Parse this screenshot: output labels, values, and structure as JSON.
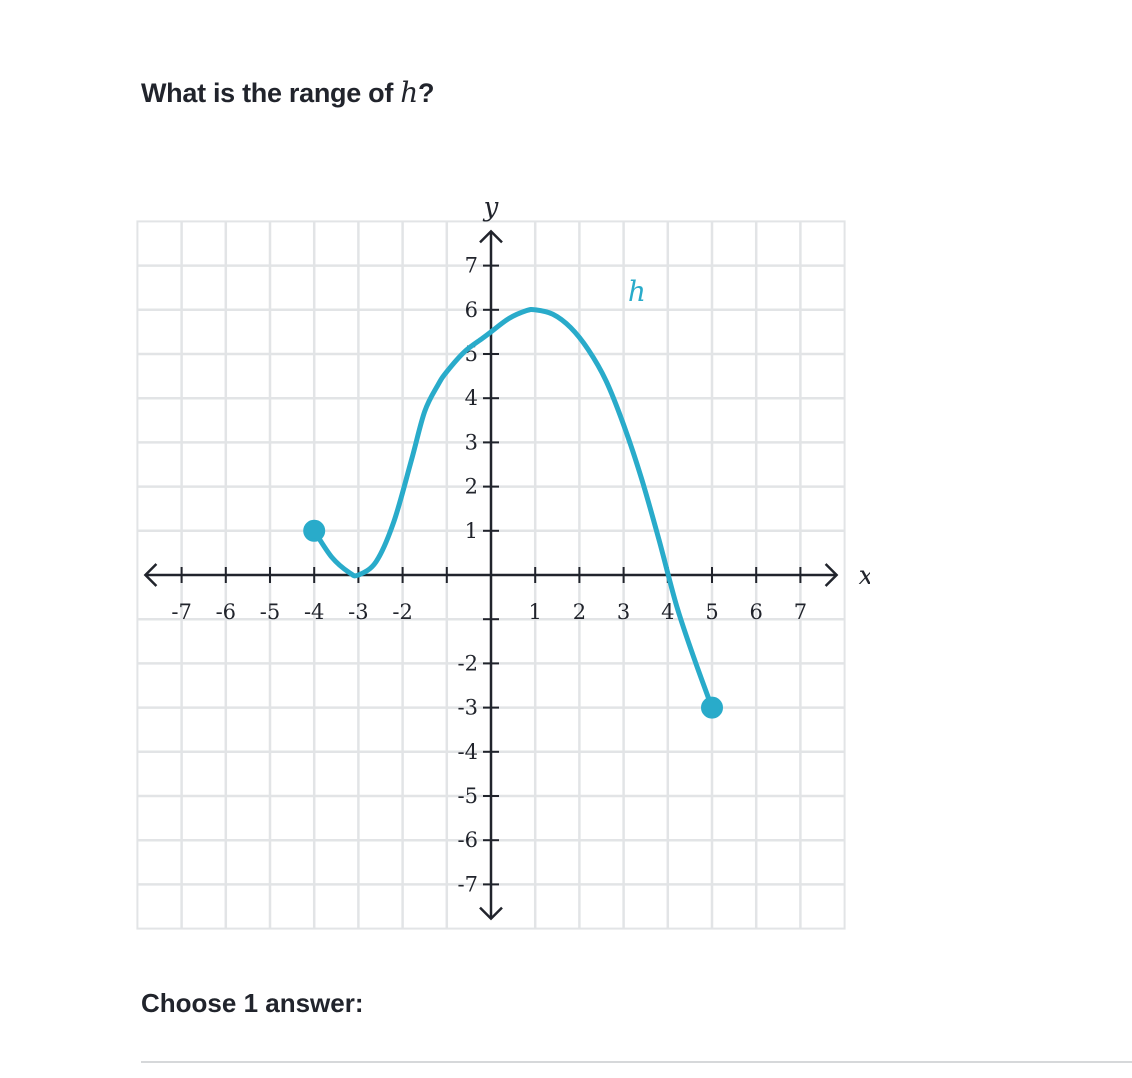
{
  "question": {
    "prefix": "What is the range of ",
    "variable": "h",
    "suffix": "?"
  },
  "prompt": {
    "choose_label": "Choose 1 answer:"
  },
  "chart_data": {
    "type": "line",
    "xlabel": "x",
    "ylabel": "y",
    "xlim": [
      -8,
      8
    ],
    "ylim": [
      -8,
      8
    ],
    "grid": true,
    "x_ticks": [
      -7,
      -6,
      -5,
      -4,
      -3,
      -2,
      1,
      2,
      3,
      4,
      5,
      6,
      7
    ],
    "y_ticks": [
      7,
      6,
      5,
      4,
      3,
      2,
      1,
      -2,
      -3,
      -4,
      -5,
      -6,
      -7
    ],
    "series": [
      {
        "name": "h",
        "color": "#29abca",
        "x": [
          -4,
          -3.6,
          -3.2,
          -3,
          -2.6,
          -2.2,
          -1.8,
          -1.5,
          -1.2,
          -1,
          -0.6,
          -0.2,
          0,
          0.4,
          0.8,
          1,
          1.4,
          1.8,
          2.2,
          2.6,
          3,
          3.4,
          3.8,
          4.2,
          4.6,
          5
        ],
        "y": [
          1,
          0.4,
          0.05,
          0,
          0.3,
          1.2,
          2.6,
          3.7,
          4.3,
          4.6,
          5.05,
          5.35,
          5.5,
          5.8,
          5.98,
          6,
          5.9,
          5.6,
          5.1,
          4.4,
          3.4,
          2.2,
          0.8,
          -0.7,
          -1.9,
          -3
        ],
        "endpoints": [
          {
            "x": -4,
            "y": 1,
            "closed": true
          },
          {
            "x": 5,
            "y": -3,
            "closed": true
          }
        ]
      }
    ]
  }
}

····················

• Aim: Do not include the images; transcribe the rest of the listing exactly.

• The answer:
Parse this screenshot: output labels, values, and structure as JSON.
{
  "question": {
    "prefix": "What is the range of ",
    "variable": "h",
    "suffix": "?"
  },
  "prompt": {
    "choose_label": "Choose 1 answer:"
  },
  "chart_data": {
    "type": "line",
    "xlabel": "x",
    "ylabel": "y",
    "xlim": [
      -8,
      8
    ],
    "ylim": [
      -8,
      8
    ],
    "grid": true,
    "x_ticks": [
      -7,
      -6,
      -5,
      -4,
      -3,
      -2,
      1,
      2,
      3,
      4,
      5,
      6,
      7
    ],
    "y_ticks": [
      7,
      6,
      5,
      4,
      3,
      2,
      1,
      -2,
      -3,
      -4,
      -5,
      -6,
      -7
    ],
    "series": [
      {
        "name": "h",
        "color": "#29abca",
        "x": [
          -4,
          -3.6,
          -3.2,
          -3,
          -2.6,
          -2.2,
          -1.8,
          -1.5,
          -1.2,
          -1,
          -0.6,
          -0.2,
          0,
          0.4,
          0.8,
          1,
          1.4,
          1.8,
          2.2,
          2.6,
          3,
          3.4,
          3.8,
          4.2,
          4.6,
          5
        ],
        "y": [
          1,
          0.4,
          0.05,
          0,
          0.3,
          1.2,
          2.6,
          3.7,
          4.3,
          4.6,
          5.05,
          5.35,
          5.5,
          5.8,
          5.98,
          6,
          5.9,
          5.6,
          5.1,
          4.4,
          3.4,
          2.2,
          0.8,
          -0.7,
          -1.9,
          -3
        ],
        "endpoints": [
          {
            "x": -4,
            "y": 1,
            "closed": true
          },
          {
            "x": 5,
            "y": -3,
            "closed": true
          }
        ]
      }
    ]
  }
}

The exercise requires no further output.